What the task requires. Below is a listing to write out in full, exactly as given, without its pictures.

[Stored entries]
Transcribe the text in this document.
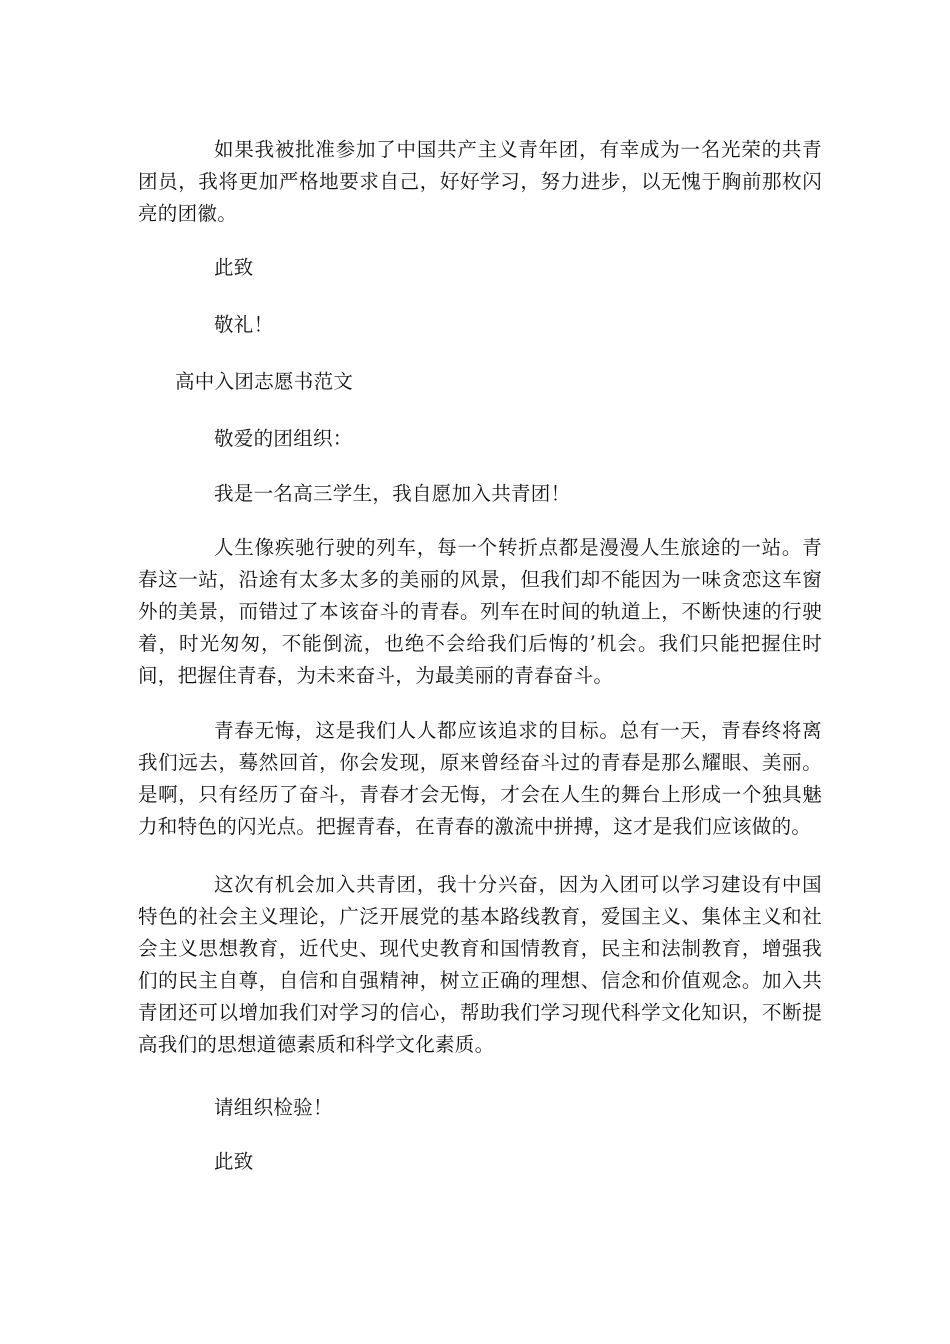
如果我被批准参加了中国共产主义青年团，有幸成为一名光荣的共青团员，我将更加严格地要求自己，好好学习，努力进步，以无愧于胸前那枚闪亮的团徽。

此致

敬礼！

高中入团志愿书范文

敬爱的团组织：

我是一名高三学生，我自愿加入共青团！

人生像疾驰行驶的列车，每一个转折点都是漫漫人生旅途的一站。青春这一站，沿途有太多太多的美丽的风景，但我们却不能因为一味贪恋这车窗外的美景，而错过了本该奋斗的青春。列车在时间的轨道上，不断快速的行驶着，时光匆匆，不能倒流，也绝不会给我们后悔的’机会。我们只能把握住时间，把握住青春，为未来奋斗，为最美丽的青春奋斗。

青春无悔，这是我们人人都应该追求的目标。总有一天，青春终将离我们远去，蓦然回首，你会发现，原来曾经奋斗过的青春是那么耀眼、美丽。是啊，只有经历了奋斗，青春才会无悔，才会在人生的舞台上形成一个独具魅力和特色的闪光点。把握青春，在青春的激流中拼搏，这才是我们应该做的。

这次有机会加入共青团，我十分兴奋，因为入团可以学习建设有中国特色的社会主义理论，广泛开展党的基本路线教育，爱国主义、集体主义和社会主义思想教育，近代史、现代史教育和国情教育，民主和法制教育，增强我们的民主自尊，自信和自强精神，树立正确的理想、信念和价值观念。加入共青团还可以增加我们对学习的信心，帮助我们学习现代科学文化知识，不断提高我们的思想道德素质和科学文化素质。

请组织检验！

此致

Exercise result.
Transcribe the text in this document.
如果我被批准参加了中国共产主义青年团，有幸成为一名光荣的共青团员，我将更加严格地要求自己，好好学习，努力进步，以无愧于胸前那枚闪亮的团徽。

此致

敬礼！

高中入团志愿书范文

敬爱的团组织：

我是一名高三学生，我自愿加入共青团！

人生像疾驰行驶的列车，每一个转折点都是漫漫人生旅途的一站。青春这一站，沿途有太多太多的美丽的风景，但我们却不能因为一味贪恋这车窗外的美景，而错过了本该奋斗的青春。列车在时间的轨道上，不断快速的行驶着，时光匆匆，不能倒流，也绝不会给我们后悔的’机会。我们只能把握住时间，把握住青春，为未来奋斗，为最美丽的青春奋斗。

青春无悔，这是我们人人都应该追求的目标。总有一天，青春终将离我们远去，蓦然回首，你会发现，原来曾经奋斗过的青春是那么耀眼、美丽。是啊，只有经历了奋斗，青春才会无悔，才会在人生的舞台上形成一个独具魅力和特色的闪光点。把握青春，在青春的激流中拼搏，这才是我们应该做的。

这次有机会加入共青团，我十分兴奋，因为入团可以学习建设有中国特色的社会主义理论，广泛开展党的基本路线教育，爱国主义、集体主义和社会主义思想教育，近代史、现代史教育和国情教育，民主和法制教育，增强我们的民主自尊，自信和自强精神，树立正确的理想、信念和价值观念。加入共青团还可以增加我们对学习的信心，帮助我们学习现代科学文化知识，不断提高我们的思想道德素质和科学文化素质。

请组织检验！

此致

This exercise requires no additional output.